## Written problem
Note how many lines contain "Spielberg" and give that number, with nothing else.

## Exercise material
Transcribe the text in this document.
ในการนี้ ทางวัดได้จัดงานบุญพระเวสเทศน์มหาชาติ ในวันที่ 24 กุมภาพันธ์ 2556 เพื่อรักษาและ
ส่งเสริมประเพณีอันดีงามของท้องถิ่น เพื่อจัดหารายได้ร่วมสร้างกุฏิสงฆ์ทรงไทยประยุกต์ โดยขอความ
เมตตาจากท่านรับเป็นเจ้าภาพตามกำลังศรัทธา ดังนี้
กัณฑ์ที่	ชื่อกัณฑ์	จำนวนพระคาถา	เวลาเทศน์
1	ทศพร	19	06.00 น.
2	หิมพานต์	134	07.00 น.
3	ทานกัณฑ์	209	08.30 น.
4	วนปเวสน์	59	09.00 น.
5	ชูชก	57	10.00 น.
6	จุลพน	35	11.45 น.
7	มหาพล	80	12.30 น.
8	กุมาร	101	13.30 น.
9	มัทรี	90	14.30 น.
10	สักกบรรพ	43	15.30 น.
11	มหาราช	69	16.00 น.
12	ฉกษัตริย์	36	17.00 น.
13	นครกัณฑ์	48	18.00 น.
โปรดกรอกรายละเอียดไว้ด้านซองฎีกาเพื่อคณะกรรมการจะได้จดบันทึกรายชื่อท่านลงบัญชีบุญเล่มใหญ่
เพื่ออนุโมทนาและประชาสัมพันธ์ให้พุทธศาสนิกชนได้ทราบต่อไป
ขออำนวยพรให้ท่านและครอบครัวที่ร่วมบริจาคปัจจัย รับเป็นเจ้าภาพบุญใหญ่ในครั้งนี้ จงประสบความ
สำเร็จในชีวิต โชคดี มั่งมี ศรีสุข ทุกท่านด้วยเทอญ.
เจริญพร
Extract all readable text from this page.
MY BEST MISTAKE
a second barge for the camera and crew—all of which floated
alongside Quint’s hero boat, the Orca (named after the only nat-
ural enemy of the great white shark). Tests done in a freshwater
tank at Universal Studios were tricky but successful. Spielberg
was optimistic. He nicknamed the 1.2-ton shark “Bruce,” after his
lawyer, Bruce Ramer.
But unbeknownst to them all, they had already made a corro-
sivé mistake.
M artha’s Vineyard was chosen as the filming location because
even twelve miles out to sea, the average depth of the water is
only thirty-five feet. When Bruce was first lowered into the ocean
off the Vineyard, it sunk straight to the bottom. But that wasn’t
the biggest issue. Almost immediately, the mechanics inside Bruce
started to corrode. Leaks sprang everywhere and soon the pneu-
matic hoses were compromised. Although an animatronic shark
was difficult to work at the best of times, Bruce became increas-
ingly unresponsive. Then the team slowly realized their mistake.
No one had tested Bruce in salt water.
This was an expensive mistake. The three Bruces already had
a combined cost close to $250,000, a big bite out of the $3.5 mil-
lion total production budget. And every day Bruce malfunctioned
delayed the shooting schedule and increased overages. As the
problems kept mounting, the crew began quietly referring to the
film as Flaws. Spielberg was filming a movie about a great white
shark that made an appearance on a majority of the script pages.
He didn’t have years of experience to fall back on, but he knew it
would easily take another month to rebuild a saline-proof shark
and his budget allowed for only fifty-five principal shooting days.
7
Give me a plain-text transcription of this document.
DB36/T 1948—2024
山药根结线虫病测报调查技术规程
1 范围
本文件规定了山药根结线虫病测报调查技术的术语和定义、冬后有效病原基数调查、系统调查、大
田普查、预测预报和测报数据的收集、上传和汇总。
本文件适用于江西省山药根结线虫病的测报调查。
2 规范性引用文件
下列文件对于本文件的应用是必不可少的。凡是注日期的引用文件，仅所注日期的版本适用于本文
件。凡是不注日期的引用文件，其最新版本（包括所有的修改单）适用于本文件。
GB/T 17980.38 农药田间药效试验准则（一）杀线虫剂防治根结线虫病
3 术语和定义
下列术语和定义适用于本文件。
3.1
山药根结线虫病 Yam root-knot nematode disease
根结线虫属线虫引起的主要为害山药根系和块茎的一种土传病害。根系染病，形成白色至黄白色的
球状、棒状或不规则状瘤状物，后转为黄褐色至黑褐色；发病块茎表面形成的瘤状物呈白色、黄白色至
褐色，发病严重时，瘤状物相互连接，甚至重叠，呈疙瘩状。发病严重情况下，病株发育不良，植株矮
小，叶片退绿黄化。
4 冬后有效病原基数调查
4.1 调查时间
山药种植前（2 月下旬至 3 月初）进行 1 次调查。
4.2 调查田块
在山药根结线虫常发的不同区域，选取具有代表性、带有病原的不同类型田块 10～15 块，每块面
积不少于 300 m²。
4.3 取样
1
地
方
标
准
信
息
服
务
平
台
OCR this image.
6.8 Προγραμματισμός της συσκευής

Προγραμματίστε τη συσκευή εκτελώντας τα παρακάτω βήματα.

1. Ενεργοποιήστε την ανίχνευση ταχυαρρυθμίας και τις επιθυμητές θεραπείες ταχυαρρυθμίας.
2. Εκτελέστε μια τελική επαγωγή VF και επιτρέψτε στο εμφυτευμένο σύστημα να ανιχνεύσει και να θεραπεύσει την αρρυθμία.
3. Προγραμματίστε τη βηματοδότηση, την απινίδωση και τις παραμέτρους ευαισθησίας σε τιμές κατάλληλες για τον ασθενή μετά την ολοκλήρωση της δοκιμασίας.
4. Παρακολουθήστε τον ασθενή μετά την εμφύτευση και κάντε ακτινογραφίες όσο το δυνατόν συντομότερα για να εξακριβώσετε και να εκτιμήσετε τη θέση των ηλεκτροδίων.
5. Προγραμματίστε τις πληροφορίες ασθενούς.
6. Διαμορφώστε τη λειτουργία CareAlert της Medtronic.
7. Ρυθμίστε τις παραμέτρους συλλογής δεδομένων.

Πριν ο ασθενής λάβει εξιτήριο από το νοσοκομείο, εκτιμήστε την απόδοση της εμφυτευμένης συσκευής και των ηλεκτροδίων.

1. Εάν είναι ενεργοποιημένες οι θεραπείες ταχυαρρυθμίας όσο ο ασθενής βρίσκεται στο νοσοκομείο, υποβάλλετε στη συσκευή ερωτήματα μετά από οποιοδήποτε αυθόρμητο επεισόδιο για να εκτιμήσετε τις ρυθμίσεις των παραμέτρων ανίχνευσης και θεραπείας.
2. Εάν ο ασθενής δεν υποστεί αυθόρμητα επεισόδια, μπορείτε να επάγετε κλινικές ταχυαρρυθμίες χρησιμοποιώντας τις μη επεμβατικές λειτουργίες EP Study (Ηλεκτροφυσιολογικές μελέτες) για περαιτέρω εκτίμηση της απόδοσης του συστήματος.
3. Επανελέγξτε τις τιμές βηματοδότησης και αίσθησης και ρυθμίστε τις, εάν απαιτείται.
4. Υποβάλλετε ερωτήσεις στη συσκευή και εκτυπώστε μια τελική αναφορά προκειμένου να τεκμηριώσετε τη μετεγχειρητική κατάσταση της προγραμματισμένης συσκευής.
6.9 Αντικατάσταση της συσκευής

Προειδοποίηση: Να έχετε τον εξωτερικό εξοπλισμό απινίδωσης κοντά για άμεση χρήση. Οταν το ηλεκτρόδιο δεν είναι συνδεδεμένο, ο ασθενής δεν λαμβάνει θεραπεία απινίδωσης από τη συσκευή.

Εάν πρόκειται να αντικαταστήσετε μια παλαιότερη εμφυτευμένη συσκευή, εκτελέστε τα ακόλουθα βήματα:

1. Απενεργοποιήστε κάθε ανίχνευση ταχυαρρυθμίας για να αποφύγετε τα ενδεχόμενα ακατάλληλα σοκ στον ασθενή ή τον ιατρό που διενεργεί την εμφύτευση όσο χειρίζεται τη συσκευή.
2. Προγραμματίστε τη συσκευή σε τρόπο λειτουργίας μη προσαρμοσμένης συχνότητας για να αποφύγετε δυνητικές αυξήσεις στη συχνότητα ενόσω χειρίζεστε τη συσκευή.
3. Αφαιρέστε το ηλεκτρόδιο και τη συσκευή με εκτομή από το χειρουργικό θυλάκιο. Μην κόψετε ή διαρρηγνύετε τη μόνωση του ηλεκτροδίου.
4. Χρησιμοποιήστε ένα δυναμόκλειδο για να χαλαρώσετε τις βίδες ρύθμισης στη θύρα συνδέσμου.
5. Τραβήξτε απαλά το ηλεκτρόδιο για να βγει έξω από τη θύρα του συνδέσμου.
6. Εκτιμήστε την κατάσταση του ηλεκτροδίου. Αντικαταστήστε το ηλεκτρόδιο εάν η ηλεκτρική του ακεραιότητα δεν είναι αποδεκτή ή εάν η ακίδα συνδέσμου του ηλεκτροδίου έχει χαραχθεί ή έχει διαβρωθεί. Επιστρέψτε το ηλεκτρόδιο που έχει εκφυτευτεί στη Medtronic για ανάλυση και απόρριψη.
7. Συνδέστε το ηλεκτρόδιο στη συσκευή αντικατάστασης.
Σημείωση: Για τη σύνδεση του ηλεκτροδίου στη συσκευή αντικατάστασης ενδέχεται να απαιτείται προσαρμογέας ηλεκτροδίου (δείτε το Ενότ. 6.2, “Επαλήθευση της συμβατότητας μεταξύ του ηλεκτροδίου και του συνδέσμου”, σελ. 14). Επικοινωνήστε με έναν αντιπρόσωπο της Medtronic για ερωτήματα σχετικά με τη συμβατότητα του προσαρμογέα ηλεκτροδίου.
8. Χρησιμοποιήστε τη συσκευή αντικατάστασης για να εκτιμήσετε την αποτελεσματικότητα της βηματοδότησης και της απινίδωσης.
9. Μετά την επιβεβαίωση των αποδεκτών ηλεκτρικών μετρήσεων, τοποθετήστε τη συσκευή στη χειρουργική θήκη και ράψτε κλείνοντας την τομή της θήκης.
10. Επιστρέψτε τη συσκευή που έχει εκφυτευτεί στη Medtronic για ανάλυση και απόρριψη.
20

## Response for this exercise
2